▶ [Data lines]
——
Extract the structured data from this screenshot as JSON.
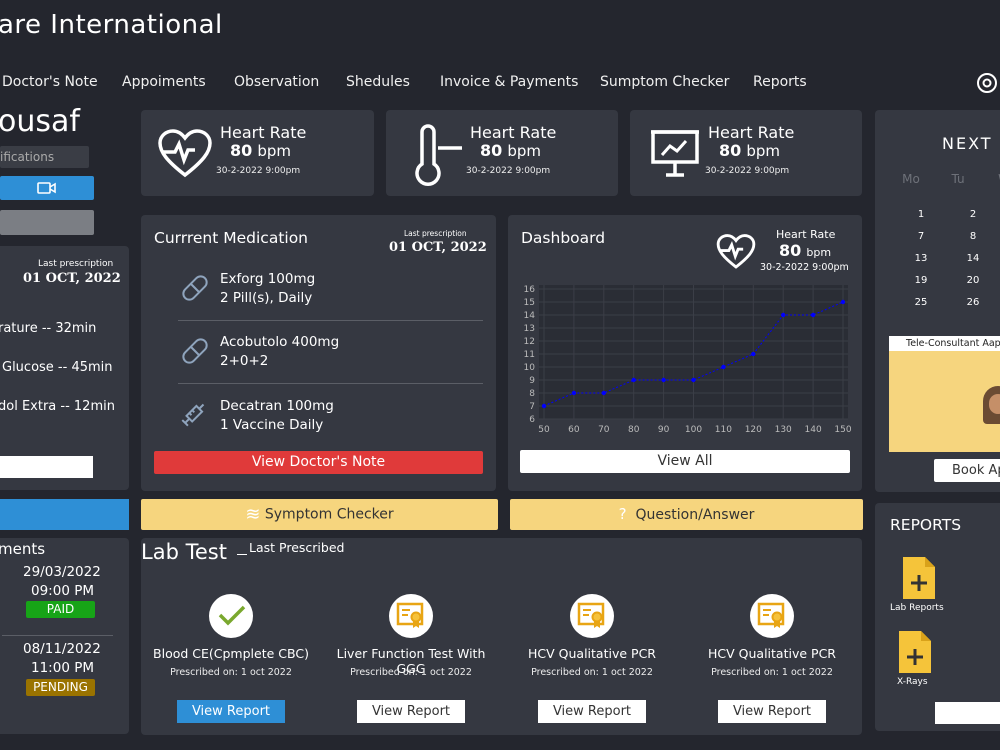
{
  "app_title": "are International",
  "nav": [
    "Doctor's Note",
    "Appoiments",
    "Observation",
    "Shedules",
    "Invoice & Payments",
    "Sumptom Checker",
    "Reports"
  ],
  "profile": {
    "name": "ousaf",
    "notifications_label": "ifications"
  },
  "left_prescription": {
    "caption": "Last prescription",
    "date": "01 OCT, 2022",
    "items": [
      "rature -- 32min",
      "Glucose -- 45min",
      "dol Extra -- 12min"
    ]
  },
  "appointments": {
    "title": "ments",
    "items": [
      {
        "date": "29/03/2022",
        "time": "09:00 PM",
        "status": "PAID"
      },
      {
        "date": "08/11/2022",
        "time": "11:00 PM",
        "status": "PENDING"
      }
    ]
  },
  "vitals": [
    {
      "title": "Heart Rate",
      "value": "80",
      "unit": "bpm",
      "date": "30-2-2022 9:00pm",
      "icon": "heart-pulse-icon"
    },
    {
      "title": "Heart Rate",
      "value": "80",
      "unit": "bpm",
      "date": "30-2-2022 9:00pm",
      "icon": "thermometer-icon"
    },
    {
      "title": "Heart Rate",
      "value": "80",
      "unit": "bpm",
      "date": "30-2-2022 9:00pm",
      "icon": "monitor-chart-icon"
    }
  ],
  "medication": {
    "title": "Currrent Medication",
    "last_caption": "Last prescription",
    "last_date": "01 OCT, 2022",
    "items": [
      {
        "name": "Exforg 100mg",
        "dose": "2 Pill(s), Daily",
        "icon": "pill-icon"
      },
      {
        "name": "Acobutolo 400mg",
        "dose": "2+0+2",
        "icon": "pill-icon"
      },
      {
        "name": "Decatran 100mg",
        "dose": "1 Vaccine Daily",
        "icon": "syringe-icon"
      }
    ],
    "button": "View Doctor's Note"
  },
  "dashboard": {
    "title": "Dashboard",
    "hr_title": "Heart Rate",
    "hr_value": "80",
    "hr_unit": "bpm",
    "hr_date": "30-2-2022 9:00pm",
    "button": "View All"
  },
  "chart_data": {
    "type": "line",
    "x": [
      50,
      60,
      70,
      80,
      90,
      100,
      110,
      120,
      130,
      140,
      150
    ],
    "series": [
      {
        "values": [
          7,
          8,
          8,
          9,
          9,
          9,
          10,
          11,
          14,
          14,
          15
        ]
      }
    ],
    "xlim": [
      50,
      150
    ],
    "ylim": [
      6,
      16
    ],
    "yticks": [
      6,
      7,
      8,
      9,
      10,
      11,
      12,
      13,
      14,
      15,
      16
    ],
    "grid": true,
    "color": "#0000ff"
  },
  "calendar": {
    "title": "NEXT",
    "headers": [
      "Mo",
      "Tu",
      "W"
    ],
    "rows": [
      [
        "1",
        "2"
      ],
      [
        "7",
        "8"
      ],
      [
        "13",
        "14"
      ],
      [
        "19",
        "20"
      ],
      [
        "25",
        "26"
      ]
    ]
  },
  "teleconsult": {
    "label": "Tele-Consultant Aap",
    "button": "Book Ap"
  },
  "symptom_checker": "Symptom Checker",
  "question_answer": "Question/Answer",
  "lab": {
    "title": "Lab Test",
    "subtitle": "Last Prescribed",
    "tests": [
      {
        "name": "Blood CE(Cpmplete CBC)",
        "prescribed": "Prescribed on: 1 oct 2022",
        "button": "View Report",
        "icon": "check-icon"
      },
      {
        "name": "Liver Function Test With GGG",
        "prescribed": "Prescribed on: 1 oct 2022",
        "button": "View Report",
        "icon": "certificate-icon"
      },
      {
        "name": "HCV Qualitative PCR",
        "prescribed": "Prescribed on: 1 oct 2022",
        "button": "View Report",
        "icon": "certificate-icon"
      },
      {
        "name": "HCV Qualitative PCR",
        "prescribed": "Prescribed on: 1 oct 2022",
        "button": "View Report",
        "icon": "certificate-icon"
      }
    ]
  },
  "reports": {
    "title": "REPORTS",
    "items": [
      "Lab Reports",
      "X-Rays"
    ]
  },
  "colors": {
    "bg": "#24262e",
    "card": "#353841",
    "accent_blue": "#2e8fd6",
    "red": "#e03a3a",
    "yellow": "#f6d57e",
    "paid": "#17a417",
    "pending": "#9a7300",
    "file_yellow": "#f5c43a"
  }
}
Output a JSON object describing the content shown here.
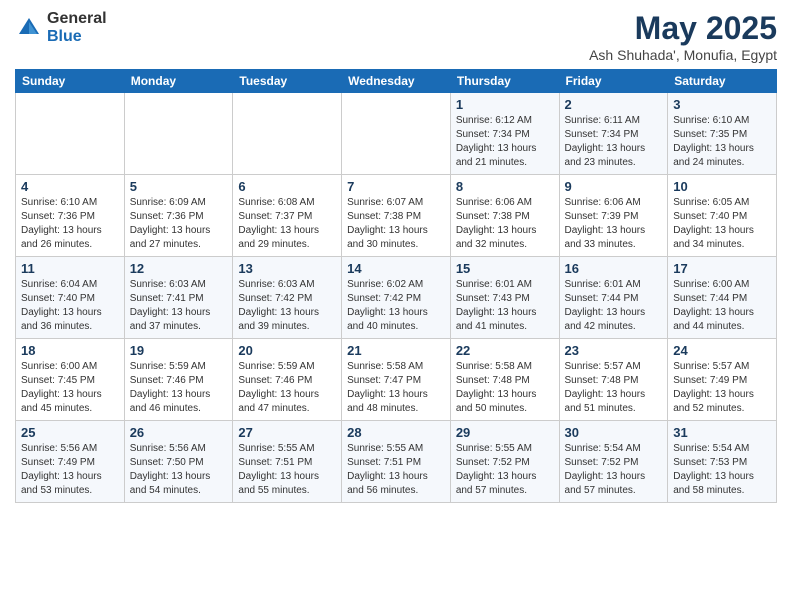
{
  "header": {
    "logo_general": "General",
    "logo_blue": "Blue",
    "title": "May 2025",
    "subtitle": "Ash Shuhada', Monufia, Egypt"
  },
  "weekdays": [
    "Sunday",
    "Monday",
    "Tuesday",
    "Wednesday",
    "Thursday",
    "Friday",
    "Saturday"
  ],
  "weeks": [
    [
      {
        "day": "",
        "info": ""
      },
      {
        "day": "",
        "info": ""
      },
      {
        "day": "",
        "info": ""
      },
      {
        "day": "",
        "info": ""
      },
      {
        "day": "1",
        "info": "Sunrise: 6:12 AM\nSunset: 7:34 PM\nDaylight: 13 hours\nand 21 minutes."
      },
      {
        "day": "2",
        "info": "Sunrise: 6:11 AM\nSunset: 7:34 PM\nDaylight: 13 hours\nand 23 minutes."
      },
      {
        "day": "3",
        "info": "Sunrise: 6:10 AM\nSunset: 7:35 PM\nDaylight: 13 hours\nand 24 minutes."
      }
    ],
    [
      {
        "day": "4",
        "info": "Sunrise: 6:10 AM\nSunset: 7:36 PM\nDaylight: 13 hours\nand 26 minutes."
      },
      {
        "day": "5",
        "info": "Sunrise: 6:09 AM\nSunset: 7:36 PM\nDaylight: 13 hours\nand 27 minutes."
      },
      {
        "day": "6",
        "info": "Sunrise: 6:08 AM\nSunset: 7:37 PM\nDaylight: 13 hours\nand 29 minutes."
      },
      {
        "day": "7",
        "info": "Sunrise: 6:07 AM\nSunset: 7:38 PM\nDaylight: 13 hours\nand 30 minutes."
      },
      {
        "day": "8",
        "info": "Sunrise: 6:06 AM\nSunset: 7:38 PM\nDaylight: 13 hours\nand 32 minutes."
      },
      {
        "day": "9",
        "info": "Sunrise: 6:06 AM\nSunset: 7:39 PM\nDaylight: 13 hours\nand 33 minutes."
      },
      {
        "day": "10",
        "info": "Sunrise: 6:05 AM\nSunset: 7:40 PM\nDaylight: 13 hours\nand 34 minutes."
      }
    ],
    [
      {
        "day": "11",
        "info": "Sunrise: 6:04 AM\nSunset: 7:40 PM\nDaylight: 13 hours\nand 36 minutes."
      },
      {
        "day": "12",
        "info": "Sunrise: 6:03 AM\nSunset: 7:41 PM\nDaylight: 13 hours\nand 37 minutes."
      },
      {
        "day": "13",
        "info": "Sunrise: 6:03 AM\nSunset: 7:42 PM\nDaylight: 13 hours\nand 39 minutes."
      },
      {
        "day": "14",
        "info": "Sunrise: 6:02 AM\nSunset: 7:42 PM\nDaylight: 13 hours\nand 40 minutes."
      },
      {
        "day": "15",
        "info": "Sunrise: 6:01 AM\nSunset: 7:43 PM\nDaylight: 13 hours\nand 41 minutes."
      },
      {
        "day": "16",
        "info": "Sunrise: 6:01 AM\nSunset: 7:44 PM\nDaylight: 13 hours\nand 42 minutes."
      },
      {
        "day": "17",
        "info": "Sunrise: 6:00 AM\nSunset: 7:44 PM\nDaylight: 13 hours\nand 44 minutes."
      }
    ],
    [
      {
        "day": "18",
        "info": "Sunrise: 6:00 AM\nSunset: 7:45 PM\nDaylight: 13 hours\nand 45 minutes."
      },
      {
        "day": "19",
        "info": "Sunrise: 5:59 AM\nSunset: 7:46 PM\nDaylight: 13 hours\nand 46 minutes."
      },
      {
        "day": "20",
        "info": "Sunrise: 5:59 AM\nSunset: 7:46 PM\nDaylight: 13 hours\nand 47 minutes."
      },
      {
        "day": "21",
        "info": "Sunrise: 5:58 AM\nSunset: 7:47 PM\nDaylight: 13 hours\nand 48 minutes."
      },
      {
        "day": "22",
        "info": "Sunrise: 5:58 AM\nSunset: 7:48 PM\nDaylight: 13 hours\nand 50 minutes."
      },
      {
        "day": "23",
        "info": "Sunrise: 5:57 AM\nSunset: 7:48 PM\nDaylight: 13 hours\nand 51 minutes."
      },
      {
        "day": "24",
        "info": "Sunrise: 5:57 AM\nSunset: 7:49 PM\nDaylight: 13 hours\nand 52 minutes."
      }
    ],
    [
      {
        "day": "25",
        "info": "Sunrise: 5:56 AM\nSunset: 7:49 PM\nDaylight: 13 hours\nand 53 minutes."
      },
      {
        "day": "26",
        "info": "Sunrise: 5:56 AM\nSunset: 7:50 PM\nDaylight: 13 hours\nand 54 minutes."
      },
      {
        "day": "27",
        "info": "Sunrise: 5:55 AM\nSunset: 7:51 PM\nDaylight: 13 hours\nand 55 minutes."
      },
      {
        "day": "28",
        "info": "Sunrise: 5:55 AM\nSunset: 7:51 PM\nDaylight: 13 hours\nand 56 minutes."
      },
      {
        "day": "29",
        "info": "Sunrise: 5:55 AM\nSunset: 7:52 PM\nDaylight: 13 hours\nand 57 minutes."
      },
      {
        "day": "30",
        "info": "Sunrise: 5:54 AM\nSunset: 7:52 PM\nDaylight: 13 hours\nand 57 minutes."
      },
      {
        "day": "31",
        "info": "Sunrise: 5:54 AM\nSunset: 7:53 PM\nDaylight: 13 hours\nand 58 minutes."
      }
    ]
  ]
}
——
▶ [Exercise instructions] Copy, from the material, each line that holds the string "name".

▶ [Exercise answer]
    "name": "ousaf",
        "name": "Exforg 100mg",
        "name": "Acobutolo 400mg",
        "name": "Decatran 100mg",
        "name": "Blood CE(Cpmplete CBC)",
        "name": "Liver Function Test With GGG",
        "name": "HCV Qualitative PCR",
        "name": "HCV Qualitative PCR",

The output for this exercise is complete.